**Problem details**
Restate the data below word for word. Skip any images it contains.

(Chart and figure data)
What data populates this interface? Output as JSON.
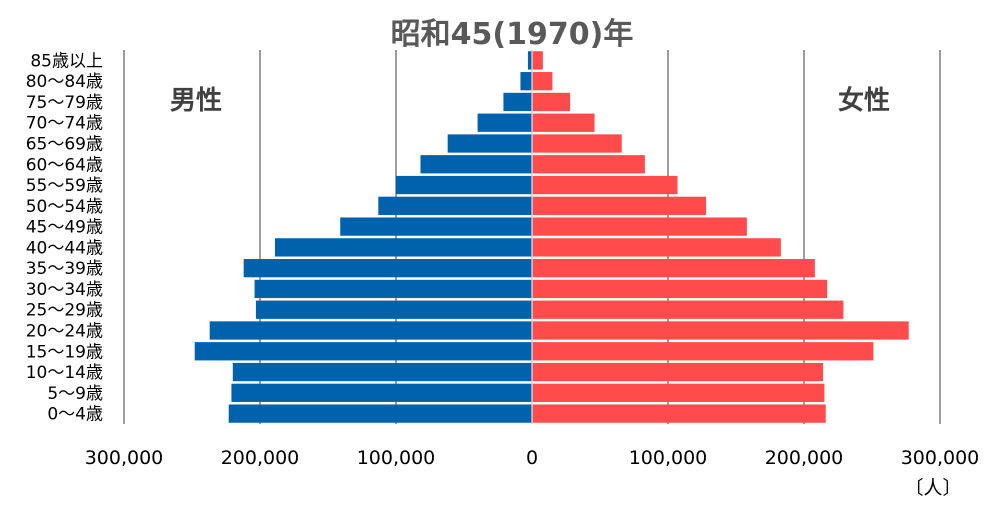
{
  "chart_data": {
    "type": "bar",
    "orientation": "horizontal-butterfly",
    "title": "昭和45(1970)年",
    "unit_label": "〔人〕",
    "left_label": "男性",
    "right_label": "女性",
    "categories": [
      "85歳以上",
      "80〜84歳",
      "75〜79歳",
      "70〜74歳",
      "65〜69歳",
      "60〜64歳",
      "55〜59歳",
      "50〜54歳",
      "45〜49歳",
      "40〜44歳",
      "35〜39歳",
      "30〜34歳",
      "25〜29歳",
      "20〜24歳",
      "15〜19歳",
      "10〜14歳",
      "5〜9歳",
      "0〜4歳"
    ],
    "series": [
      {
        "name": "男性",
        "color": "#0062AC",
        "values": [
          3000,
          8500,
          21000,
          40000,
          62000,
          82000,
          100000,
          113000,
          141000,
          189000,
          212000,
          204000,
          203000,
          237000,
          248000,
          220000,
          221000,
          223000
        ]
      },
      {
        "name": "女性",
        "color": "#FF4B4B",
        "values": [
          8000,
          15000,
          28000,
          46000,
          66000,
          83000,
          107000,
          128000,
          158000,
          183000,
          208000,
          217000,
          229000,
          277000,
          251000,
          214000,
          215000,
          216000
        ]
      }
    ],
    "xlim": [
      -300000,
      300000
    ],
    "x_ticks": [
      -300000,
      -200000,
      -100000,
      0,
      100000,
      200000,
      300000
    ],
    "x_tick_labels": [
      "300,000",
      "200,000",
      "100,000",
      "0",
      "100,000",
      "200,000",
      "300,000"
    ],
    "grid": true
  }
}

**Answer to the problem**
What data populates this interface? Output as JSON.
{
  "chart_data": {
    "type": "bar",
    "orientation": "horizontal-butterfly",
    "title": "昭和45(1970)年",
    "unit_label": "〔人〕",
    "left_label": "男性",
    "right_label": "女性",
    "categories": [
      "85歳以上",
      "80〜84歳",
      "75〜79歳",
      "70〜74歳",
      "65〜69歳",
      "60〜64歳",
      "55〜59歳",
      "50〜54歳",
      "45〜49歳",
      "40〜44歳",
      "35〜39歳",
      "30〜34歳",
      "25〜29歳",
      "20〜24歳",
      "15〜19歳",
      "10〜14歳",
      "5〜9歳",
      "0〜4歳"
    ],
    "series": [
      {
        "name": "男性",
        "color": "#0062AC",
        "values": [
          3000,
          8500,
          21000,
          40000,
          62000,
          82000,
          100000,
          113000,
          141000,
          189000,
          212000,
          204000,
          203000,
          237000,
          248000,
          220000,
          221000,
          223000
        ]
      },
      {
        "name": "女性",
        "color": "#FF4B4B",
        "values": [
          8000,
          15000,
          28000,
          46000,
          66000,
          83000,
          107000,
          128000,
          158000,
          183000,
          208000,
          217000,
          229000,
          277000,
          251000,
          214000,
          215000,
          216000
        ]
      }
    ],
    "xlim": [
      -300000,
      300000
    ],
    "x_ticks": [
      -300000,
      -200000,
      -100000,
      0,
      100000,
      200000,
      300000
    ],
    "x_tick_labels": [
      "300,000",
      "200,000",
      "100,000",
      "0",
      "100,000",
      "200,000",
      "300,000"
    ],
    "grid": true
  }
}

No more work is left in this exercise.